What to produce:
Reproduce word for word the part of the records that opens with the first line and closes with the line containing "text-line: ной оболочкѣ", including both of those lines.

Data in this exercise:
··········

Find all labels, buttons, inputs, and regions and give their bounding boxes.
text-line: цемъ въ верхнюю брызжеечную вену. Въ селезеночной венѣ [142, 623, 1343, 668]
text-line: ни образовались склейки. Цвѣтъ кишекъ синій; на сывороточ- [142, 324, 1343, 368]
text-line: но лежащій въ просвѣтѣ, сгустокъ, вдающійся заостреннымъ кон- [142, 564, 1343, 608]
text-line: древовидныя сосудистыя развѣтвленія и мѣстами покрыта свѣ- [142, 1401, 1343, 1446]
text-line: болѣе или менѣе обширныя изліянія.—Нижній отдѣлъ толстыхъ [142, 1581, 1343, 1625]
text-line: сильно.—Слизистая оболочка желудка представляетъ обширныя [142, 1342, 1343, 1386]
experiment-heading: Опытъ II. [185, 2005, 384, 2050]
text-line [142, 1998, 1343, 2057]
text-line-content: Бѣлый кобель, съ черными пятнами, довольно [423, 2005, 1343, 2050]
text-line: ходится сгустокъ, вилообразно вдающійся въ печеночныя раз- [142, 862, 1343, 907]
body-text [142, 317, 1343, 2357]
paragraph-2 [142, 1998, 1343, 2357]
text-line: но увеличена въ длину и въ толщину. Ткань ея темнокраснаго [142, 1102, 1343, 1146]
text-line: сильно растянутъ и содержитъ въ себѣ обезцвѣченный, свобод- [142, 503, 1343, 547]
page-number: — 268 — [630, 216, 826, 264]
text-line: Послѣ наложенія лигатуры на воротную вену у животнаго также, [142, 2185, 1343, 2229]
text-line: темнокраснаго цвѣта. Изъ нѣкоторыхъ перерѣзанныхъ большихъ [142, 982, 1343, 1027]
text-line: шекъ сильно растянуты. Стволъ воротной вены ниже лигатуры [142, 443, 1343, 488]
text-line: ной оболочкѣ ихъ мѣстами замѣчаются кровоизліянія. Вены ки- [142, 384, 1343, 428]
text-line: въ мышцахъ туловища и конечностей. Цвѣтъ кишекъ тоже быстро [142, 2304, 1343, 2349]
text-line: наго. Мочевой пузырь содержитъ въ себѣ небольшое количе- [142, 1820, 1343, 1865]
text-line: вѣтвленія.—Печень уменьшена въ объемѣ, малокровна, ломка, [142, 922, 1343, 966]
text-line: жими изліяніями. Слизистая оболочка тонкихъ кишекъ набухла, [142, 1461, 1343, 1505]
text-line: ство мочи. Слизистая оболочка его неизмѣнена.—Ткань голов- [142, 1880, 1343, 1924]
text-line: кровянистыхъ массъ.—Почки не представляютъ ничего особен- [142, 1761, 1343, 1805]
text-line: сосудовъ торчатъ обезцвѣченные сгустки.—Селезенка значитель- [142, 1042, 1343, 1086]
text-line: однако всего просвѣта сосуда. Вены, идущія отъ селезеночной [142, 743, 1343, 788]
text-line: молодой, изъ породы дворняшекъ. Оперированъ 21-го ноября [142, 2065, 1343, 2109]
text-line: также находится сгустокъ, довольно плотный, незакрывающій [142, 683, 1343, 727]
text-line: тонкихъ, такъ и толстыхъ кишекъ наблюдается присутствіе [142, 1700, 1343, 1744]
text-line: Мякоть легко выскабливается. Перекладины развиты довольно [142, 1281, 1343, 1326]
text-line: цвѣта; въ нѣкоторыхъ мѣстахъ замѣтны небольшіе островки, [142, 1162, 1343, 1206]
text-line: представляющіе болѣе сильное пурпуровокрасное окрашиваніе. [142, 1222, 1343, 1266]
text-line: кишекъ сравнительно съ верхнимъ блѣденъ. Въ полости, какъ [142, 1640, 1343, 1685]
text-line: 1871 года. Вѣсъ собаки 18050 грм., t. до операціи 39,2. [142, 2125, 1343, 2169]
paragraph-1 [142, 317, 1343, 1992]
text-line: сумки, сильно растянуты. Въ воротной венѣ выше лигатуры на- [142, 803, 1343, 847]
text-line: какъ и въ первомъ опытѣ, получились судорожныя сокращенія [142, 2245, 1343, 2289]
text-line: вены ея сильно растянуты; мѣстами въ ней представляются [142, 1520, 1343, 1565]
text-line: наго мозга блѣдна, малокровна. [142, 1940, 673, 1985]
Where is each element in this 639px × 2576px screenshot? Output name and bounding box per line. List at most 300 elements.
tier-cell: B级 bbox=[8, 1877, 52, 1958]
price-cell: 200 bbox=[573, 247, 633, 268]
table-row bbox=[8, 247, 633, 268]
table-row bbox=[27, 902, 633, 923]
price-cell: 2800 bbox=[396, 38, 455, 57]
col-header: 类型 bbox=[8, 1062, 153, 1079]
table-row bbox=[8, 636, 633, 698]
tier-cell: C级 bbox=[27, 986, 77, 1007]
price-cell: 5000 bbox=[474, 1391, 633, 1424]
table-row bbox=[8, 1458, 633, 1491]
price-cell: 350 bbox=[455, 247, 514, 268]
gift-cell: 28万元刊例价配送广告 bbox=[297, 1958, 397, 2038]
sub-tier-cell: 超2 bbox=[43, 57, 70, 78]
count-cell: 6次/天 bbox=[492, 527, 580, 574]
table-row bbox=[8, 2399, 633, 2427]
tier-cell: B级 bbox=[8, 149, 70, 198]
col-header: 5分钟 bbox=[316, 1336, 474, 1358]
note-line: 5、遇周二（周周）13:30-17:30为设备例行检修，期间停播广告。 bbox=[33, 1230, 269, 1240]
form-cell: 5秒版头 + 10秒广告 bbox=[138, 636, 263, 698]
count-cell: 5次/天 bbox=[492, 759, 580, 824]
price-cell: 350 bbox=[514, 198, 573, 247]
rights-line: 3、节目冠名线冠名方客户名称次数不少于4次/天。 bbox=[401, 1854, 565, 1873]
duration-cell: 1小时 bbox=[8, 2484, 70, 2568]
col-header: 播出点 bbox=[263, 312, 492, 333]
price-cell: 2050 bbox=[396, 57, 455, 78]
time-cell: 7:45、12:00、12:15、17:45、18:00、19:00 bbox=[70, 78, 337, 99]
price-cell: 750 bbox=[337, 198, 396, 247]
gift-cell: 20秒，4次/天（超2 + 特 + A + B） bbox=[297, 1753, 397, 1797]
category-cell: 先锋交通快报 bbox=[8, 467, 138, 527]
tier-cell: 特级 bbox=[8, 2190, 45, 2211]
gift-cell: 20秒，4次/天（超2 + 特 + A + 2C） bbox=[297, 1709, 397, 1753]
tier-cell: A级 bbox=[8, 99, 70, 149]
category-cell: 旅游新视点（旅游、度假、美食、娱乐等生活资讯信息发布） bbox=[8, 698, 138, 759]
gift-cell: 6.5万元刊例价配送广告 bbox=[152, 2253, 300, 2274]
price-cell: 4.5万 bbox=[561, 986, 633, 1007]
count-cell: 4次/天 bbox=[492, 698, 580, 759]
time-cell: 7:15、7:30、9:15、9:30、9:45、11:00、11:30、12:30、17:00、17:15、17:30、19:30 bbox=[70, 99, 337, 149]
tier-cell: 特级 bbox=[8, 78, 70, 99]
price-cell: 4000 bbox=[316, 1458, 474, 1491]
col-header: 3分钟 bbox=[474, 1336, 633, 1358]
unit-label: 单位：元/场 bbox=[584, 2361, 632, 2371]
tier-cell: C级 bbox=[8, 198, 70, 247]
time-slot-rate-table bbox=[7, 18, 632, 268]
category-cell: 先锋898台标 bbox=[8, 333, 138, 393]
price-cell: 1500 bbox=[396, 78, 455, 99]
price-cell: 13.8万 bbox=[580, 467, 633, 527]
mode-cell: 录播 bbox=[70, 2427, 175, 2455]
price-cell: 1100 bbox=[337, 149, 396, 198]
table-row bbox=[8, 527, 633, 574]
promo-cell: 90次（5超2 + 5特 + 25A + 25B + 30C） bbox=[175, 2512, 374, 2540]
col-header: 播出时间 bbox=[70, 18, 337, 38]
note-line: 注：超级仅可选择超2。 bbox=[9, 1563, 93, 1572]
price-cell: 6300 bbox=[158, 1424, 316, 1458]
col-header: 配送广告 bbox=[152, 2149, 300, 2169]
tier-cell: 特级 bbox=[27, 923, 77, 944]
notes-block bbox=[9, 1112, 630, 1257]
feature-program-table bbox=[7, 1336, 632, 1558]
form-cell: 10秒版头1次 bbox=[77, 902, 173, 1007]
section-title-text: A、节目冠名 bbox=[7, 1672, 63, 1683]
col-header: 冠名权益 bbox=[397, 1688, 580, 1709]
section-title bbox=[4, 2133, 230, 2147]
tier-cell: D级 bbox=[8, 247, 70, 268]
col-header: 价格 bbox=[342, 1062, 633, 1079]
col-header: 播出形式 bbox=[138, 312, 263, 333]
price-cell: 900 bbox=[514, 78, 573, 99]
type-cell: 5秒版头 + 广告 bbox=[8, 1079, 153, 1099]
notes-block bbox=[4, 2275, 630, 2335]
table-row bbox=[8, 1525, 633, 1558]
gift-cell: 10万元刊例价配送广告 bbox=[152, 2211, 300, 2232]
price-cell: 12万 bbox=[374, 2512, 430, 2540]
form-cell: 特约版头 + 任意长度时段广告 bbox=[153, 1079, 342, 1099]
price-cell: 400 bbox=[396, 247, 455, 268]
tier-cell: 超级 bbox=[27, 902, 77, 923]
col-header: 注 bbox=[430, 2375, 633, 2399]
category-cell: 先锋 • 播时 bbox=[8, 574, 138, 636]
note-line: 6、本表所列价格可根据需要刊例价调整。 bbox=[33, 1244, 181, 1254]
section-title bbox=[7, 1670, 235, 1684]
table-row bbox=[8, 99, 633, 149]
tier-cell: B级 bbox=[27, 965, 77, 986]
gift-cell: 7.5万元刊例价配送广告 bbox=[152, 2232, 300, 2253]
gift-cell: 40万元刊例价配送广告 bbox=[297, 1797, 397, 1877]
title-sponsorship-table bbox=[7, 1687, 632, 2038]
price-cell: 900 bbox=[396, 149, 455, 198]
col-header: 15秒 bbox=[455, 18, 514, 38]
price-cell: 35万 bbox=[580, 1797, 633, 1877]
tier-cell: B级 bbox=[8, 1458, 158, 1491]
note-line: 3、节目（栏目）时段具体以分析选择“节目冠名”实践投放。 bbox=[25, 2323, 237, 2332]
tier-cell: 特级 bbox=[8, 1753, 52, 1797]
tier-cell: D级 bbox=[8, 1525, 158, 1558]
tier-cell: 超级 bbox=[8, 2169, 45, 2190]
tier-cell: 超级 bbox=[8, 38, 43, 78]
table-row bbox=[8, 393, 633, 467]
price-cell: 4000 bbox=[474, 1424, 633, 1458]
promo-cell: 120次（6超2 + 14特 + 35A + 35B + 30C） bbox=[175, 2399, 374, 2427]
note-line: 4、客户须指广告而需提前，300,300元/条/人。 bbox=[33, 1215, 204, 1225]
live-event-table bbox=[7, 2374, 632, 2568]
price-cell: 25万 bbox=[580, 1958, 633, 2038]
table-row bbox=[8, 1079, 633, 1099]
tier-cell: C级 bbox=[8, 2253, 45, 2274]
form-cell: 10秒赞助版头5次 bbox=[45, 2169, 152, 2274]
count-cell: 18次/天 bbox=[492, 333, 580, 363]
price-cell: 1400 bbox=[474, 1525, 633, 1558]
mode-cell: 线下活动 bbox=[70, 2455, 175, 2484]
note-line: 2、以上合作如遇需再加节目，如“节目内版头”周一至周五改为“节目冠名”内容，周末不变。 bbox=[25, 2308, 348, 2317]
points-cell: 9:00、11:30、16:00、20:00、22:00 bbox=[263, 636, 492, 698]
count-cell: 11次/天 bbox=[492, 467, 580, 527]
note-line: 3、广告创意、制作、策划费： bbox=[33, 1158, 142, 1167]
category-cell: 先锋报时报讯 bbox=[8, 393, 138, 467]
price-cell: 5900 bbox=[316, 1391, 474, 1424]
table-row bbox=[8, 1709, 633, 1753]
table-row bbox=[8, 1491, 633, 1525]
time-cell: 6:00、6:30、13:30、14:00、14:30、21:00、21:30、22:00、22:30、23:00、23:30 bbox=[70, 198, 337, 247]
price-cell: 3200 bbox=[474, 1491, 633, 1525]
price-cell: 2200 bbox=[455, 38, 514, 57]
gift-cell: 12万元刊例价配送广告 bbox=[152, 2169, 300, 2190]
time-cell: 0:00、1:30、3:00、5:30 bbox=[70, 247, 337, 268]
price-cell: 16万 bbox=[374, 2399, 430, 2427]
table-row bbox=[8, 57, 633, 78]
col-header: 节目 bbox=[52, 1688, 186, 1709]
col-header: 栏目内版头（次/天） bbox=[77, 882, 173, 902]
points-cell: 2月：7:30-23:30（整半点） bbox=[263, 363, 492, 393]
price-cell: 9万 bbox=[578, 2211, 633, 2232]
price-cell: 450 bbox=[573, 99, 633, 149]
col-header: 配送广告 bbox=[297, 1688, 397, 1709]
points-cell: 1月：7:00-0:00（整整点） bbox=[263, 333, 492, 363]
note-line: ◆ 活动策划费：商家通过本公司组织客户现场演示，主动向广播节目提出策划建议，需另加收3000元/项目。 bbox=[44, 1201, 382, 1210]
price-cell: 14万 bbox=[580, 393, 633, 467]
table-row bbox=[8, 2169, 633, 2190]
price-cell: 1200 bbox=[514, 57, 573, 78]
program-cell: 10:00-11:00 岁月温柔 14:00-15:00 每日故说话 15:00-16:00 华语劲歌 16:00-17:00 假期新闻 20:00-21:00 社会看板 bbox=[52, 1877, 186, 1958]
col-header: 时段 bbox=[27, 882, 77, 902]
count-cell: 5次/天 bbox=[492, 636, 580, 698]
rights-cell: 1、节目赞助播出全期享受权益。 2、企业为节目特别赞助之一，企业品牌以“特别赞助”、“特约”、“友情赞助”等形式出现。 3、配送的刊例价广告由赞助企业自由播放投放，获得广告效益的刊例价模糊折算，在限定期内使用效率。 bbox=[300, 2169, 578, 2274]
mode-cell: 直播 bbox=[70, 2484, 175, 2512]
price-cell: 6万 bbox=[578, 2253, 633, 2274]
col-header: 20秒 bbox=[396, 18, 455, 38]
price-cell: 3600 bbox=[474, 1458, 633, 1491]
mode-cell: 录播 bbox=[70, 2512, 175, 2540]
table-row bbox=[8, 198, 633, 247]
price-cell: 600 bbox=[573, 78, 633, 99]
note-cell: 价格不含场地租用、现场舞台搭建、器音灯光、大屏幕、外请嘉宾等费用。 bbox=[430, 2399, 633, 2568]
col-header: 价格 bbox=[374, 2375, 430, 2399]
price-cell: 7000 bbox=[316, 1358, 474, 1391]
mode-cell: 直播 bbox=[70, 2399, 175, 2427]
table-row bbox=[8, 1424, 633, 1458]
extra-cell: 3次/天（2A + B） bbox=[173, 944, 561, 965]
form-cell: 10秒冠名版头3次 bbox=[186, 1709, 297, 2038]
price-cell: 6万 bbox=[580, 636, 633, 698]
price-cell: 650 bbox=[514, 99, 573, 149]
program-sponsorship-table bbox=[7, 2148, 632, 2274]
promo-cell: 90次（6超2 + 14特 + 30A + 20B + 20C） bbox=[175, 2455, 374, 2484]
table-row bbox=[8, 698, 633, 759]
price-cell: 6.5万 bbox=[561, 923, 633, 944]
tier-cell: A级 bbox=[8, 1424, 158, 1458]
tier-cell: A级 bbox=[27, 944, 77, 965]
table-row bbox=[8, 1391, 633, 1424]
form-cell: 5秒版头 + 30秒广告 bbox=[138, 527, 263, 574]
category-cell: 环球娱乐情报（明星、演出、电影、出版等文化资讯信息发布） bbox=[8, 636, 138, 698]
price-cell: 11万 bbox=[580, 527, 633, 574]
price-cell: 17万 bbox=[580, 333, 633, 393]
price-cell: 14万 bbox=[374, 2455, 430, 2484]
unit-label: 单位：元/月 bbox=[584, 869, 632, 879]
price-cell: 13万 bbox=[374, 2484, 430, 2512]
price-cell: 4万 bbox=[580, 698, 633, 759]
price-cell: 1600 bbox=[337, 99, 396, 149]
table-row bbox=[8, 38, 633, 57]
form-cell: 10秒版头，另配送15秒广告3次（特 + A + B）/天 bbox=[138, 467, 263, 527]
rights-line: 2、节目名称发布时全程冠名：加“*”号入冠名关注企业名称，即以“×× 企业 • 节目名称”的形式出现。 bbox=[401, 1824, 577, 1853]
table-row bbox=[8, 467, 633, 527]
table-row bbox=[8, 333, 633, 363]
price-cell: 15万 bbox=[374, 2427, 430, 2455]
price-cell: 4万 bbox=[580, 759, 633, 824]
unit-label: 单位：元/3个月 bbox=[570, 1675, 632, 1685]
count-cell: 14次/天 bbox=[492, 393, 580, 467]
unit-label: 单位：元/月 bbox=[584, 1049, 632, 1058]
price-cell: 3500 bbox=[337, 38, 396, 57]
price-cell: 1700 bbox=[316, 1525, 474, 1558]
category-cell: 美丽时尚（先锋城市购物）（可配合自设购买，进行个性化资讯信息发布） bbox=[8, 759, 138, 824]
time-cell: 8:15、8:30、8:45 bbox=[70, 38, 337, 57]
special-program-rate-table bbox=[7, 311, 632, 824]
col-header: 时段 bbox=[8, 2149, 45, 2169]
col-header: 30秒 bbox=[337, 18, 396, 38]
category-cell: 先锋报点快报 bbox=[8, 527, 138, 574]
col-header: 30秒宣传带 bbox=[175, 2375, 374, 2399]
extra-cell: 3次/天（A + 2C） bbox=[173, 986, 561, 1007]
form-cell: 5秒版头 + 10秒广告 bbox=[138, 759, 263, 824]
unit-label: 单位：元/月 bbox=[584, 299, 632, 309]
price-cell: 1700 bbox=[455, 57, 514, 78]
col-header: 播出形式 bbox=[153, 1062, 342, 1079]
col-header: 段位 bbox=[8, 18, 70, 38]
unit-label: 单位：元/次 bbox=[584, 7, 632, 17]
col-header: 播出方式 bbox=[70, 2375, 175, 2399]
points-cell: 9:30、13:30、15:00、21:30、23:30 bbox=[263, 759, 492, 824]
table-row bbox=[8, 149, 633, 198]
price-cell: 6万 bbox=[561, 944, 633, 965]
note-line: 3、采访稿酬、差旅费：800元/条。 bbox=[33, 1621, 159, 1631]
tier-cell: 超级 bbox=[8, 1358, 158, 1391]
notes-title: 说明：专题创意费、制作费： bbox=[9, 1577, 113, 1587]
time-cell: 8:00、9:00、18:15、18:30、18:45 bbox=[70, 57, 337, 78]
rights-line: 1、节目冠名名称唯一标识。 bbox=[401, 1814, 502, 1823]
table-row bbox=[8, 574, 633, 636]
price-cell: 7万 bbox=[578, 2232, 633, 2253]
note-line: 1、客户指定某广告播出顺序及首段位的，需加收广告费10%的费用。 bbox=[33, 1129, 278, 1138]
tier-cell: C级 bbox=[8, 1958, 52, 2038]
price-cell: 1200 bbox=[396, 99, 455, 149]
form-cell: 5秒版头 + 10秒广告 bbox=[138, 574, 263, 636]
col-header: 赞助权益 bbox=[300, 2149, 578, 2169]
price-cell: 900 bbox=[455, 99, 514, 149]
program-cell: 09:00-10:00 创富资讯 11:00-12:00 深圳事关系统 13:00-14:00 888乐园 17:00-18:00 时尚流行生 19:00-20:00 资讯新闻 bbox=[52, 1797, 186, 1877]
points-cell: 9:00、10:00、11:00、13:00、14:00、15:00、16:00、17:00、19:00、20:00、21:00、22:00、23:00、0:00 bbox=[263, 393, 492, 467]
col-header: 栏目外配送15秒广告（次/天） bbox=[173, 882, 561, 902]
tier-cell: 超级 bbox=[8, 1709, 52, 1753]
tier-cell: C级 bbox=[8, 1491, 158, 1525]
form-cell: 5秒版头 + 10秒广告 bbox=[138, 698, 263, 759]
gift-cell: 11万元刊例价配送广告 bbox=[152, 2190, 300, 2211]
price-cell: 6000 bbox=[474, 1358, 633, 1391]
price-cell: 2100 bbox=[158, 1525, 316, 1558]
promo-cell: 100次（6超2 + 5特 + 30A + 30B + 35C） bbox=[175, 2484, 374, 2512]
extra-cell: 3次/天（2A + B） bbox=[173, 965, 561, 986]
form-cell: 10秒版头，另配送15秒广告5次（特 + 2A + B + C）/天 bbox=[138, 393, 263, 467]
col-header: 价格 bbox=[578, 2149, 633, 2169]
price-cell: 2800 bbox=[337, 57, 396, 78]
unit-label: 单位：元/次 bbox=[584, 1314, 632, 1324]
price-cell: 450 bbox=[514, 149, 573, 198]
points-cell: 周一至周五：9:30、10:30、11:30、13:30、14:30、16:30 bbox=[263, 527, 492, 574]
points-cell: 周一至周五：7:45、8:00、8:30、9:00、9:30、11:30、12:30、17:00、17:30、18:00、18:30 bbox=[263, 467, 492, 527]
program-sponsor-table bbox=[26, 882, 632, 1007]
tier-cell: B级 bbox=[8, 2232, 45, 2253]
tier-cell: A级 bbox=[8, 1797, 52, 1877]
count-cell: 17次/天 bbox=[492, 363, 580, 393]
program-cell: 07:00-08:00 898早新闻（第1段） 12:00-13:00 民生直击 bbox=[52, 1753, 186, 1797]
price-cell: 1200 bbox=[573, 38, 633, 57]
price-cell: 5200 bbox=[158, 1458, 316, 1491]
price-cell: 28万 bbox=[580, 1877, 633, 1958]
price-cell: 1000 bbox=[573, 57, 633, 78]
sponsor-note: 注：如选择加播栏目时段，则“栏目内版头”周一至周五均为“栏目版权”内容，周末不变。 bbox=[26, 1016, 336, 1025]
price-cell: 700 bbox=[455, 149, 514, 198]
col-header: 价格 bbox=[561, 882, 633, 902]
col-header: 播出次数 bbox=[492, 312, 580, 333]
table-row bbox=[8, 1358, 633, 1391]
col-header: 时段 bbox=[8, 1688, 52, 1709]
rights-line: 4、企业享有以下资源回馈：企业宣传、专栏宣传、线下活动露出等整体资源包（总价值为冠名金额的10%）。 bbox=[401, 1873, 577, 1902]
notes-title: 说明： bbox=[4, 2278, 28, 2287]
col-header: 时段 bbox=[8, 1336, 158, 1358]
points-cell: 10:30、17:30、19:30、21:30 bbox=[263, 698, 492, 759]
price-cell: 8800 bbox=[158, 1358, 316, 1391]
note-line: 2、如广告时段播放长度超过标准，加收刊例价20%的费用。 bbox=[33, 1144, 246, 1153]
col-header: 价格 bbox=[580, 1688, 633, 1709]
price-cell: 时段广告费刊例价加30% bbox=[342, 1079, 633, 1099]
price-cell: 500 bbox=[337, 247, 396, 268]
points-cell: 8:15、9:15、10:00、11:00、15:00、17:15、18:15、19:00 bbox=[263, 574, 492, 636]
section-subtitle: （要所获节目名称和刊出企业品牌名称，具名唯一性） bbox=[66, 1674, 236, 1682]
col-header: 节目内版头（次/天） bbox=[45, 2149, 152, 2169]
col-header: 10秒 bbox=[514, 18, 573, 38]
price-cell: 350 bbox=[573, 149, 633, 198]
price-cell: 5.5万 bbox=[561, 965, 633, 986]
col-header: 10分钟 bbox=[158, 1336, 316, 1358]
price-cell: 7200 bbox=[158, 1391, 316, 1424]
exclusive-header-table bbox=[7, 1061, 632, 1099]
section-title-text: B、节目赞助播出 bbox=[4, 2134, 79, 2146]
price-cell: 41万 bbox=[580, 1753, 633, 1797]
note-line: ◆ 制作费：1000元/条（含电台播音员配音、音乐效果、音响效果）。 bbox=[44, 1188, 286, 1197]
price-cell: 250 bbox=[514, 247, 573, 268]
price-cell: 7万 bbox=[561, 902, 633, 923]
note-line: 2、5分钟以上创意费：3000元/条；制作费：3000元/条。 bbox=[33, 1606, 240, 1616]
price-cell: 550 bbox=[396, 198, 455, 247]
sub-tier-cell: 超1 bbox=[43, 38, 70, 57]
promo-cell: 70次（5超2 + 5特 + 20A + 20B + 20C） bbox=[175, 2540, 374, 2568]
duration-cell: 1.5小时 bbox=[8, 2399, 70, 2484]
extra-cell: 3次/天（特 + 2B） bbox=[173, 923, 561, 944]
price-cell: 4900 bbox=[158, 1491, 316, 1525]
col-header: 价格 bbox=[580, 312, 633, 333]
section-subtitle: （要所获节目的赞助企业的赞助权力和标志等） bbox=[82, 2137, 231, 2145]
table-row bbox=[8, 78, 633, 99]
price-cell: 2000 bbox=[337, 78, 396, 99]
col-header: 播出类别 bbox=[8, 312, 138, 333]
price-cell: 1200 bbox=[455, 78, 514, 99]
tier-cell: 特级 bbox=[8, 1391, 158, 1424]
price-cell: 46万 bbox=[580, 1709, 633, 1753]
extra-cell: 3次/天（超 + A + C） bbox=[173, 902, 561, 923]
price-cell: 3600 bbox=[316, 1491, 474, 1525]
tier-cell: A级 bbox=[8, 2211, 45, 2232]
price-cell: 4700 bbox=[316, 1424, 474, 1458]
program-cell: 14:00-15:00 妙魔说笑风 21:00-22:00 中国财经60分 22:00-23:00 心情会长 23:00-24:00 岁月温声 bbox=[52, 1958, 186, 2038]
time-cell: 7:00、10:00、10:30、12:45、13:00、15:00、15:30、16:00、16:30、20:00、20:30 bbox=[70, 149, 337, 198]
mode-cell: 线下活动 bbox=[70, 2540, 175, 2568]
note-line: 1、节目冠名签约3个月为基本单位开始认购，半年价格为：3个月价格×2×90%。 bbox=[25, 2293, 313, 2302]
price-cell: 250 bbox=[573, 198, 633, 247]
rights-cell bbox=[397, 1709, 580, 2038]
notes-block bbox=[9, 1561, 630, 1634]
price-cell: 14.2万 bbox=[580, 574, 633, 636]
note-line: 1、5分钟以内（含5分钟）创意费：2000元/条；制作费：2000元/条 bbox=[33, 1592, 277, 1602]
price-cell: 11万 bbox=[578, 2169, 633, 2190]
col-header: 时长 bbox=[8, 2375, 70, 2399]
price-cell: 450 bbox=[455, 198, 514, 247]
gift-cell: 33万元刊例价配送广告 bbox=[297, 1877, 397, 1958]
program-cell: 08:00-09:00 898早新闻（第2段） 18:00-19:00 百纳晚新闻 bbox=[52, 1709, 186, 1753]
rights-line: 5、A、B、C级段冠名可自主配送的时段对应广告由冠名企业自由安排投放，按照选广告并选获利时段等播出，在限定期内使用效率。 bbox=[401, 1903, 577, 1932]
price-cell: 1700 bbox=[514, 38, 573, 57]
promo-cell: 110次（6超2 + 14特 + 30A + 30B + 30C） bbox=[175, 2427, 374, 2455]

··········

Solution:
Find all labels, buttons, inputs, and regions and give their bounding boxes.
text-line: цемъ въ верхнюю брызжеечную вену. Въ селезеночной венѣ [142, 623, 1343, 668]
text-line: ни образовались склейки. Цвѣтъ кишекъ синій; на сывороточ- [142, 324, 1343, 368]
text-line: но лежащій въ просвѣтѣ, сгустокъ, вдающійся заостреннымъ кон- [142, 564, 1343, 608]
text-line: древовидныя сосудистыя развѣтвленія и мѣстами покрыта свѣ- [142, 1401, 1343, 1446]
text-line: болѣе или менѣе обширныя изліянія.—Нижній отдѣлъ толстыхъ [142, 1581, 1343, 1625]
text-line: сильно.—Слизистая оболочка желудка представляетъ обширныя [142, 1342, 1343, 1386]
experiment-heading: Опытъ II. [185, 2005, 384, 2050]
text-line [142, 1998, 1343, 2057]
text-line-content: Бѣлый кобель, съ черными пятнами, довольно [423, 2005, 1343, 2050]
text-line: ходится сгустокъ, вилообразно вдающійся въ печеночныя раз- [142, 862, 1343, 907]
body-text [142, 317, 1343, 2357]
paragraph-2 [142, 1998, 1343, 2357]
text-line: но увеличена въ длину и въ толщину. Ткань ея темнокраснаго [142, 1102, 1343, 1146]
text-line: сильно растянутъ и содержитъ въ себѣ обезцвѣченный, свобод- [142, 503, 1343, 547]
page-number: — 268 — [630, 216, 826, 264]
text-line: Послѣ наложенія лигатуры на воротную вену у животнаго также, [142, 2185, 1343, 2229]
text-line: темнокраснаго цвѣта. Изъ нѣкоторыхъ перерѣзанныхъ большихъ [142, 982, 1343, 1027]
text-line: шекъ сильно растянуты. Стволъ воротной вены ниже лигатуры [142, 443, 1343, 488]
text-line: ной оболочкѣ ихъ мѣстами замѣчаются кровоизліянія. Вены ки- [142, 384, 1343, 428]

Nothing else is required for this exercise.